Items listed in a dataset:
»»

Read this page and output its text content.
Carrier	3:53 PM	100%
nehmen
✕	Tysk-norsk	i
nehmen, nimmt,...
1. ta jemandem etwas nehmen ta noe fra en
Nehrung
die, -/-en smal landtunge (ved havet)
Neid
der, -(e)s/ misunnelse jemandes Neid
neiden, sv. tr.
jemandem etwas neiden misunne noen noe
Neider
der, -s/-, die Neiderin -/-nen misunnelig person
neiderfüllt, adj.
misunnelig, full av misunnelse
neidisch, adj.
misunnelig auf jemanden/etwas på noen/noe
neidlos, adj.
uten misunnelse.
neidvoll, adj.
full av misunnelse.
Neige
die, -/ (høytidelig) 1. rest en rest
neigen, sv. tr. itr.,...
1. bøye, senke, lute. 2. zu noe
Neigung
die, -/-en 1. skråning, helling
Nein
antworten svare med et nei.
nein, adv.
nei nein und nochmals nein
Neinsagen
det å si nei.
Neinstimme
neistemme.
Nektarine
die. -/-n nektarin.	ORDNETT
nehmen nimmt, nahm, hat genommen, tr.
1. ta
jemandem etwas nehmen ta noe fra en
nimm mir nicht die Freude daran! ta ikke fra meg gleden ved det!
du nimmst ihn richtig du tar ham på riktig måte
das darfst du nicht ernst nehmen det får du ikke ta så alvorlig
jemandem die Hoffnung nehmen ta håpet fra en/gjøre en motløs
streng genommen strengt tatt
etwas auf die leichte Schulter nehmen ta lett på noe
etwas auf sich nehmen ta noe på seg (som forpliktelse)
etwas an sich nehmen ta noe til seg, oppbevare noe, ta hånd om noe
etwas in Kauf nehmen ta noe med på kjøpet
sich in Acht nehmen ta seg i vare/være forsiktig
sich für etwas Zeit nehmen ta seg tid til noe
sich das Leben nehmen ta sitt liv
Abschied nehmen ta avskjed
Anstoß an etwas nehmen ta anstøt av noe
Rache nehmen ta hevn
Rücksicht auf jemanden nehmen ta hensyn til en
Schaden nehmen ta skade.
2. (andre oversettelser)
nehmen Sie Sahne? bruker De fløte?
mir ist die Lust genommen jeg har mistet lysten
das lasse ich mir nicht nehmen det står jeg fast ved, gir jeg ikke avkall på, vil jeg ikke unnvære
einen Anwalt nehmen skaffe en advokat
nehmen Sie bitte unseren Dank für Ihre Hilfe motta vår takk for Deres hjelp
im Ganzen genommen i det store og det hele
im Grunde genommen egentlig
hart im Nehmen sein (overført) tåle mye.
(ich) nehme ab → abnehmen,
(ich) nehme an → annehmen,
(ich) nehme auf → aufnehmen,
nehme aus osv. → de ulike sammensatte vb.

««

ASSIGNED TASK » For the entries above, say how many lines contain the word "jemanden", giving the number alone.

PROBLEM SOLUTION » 2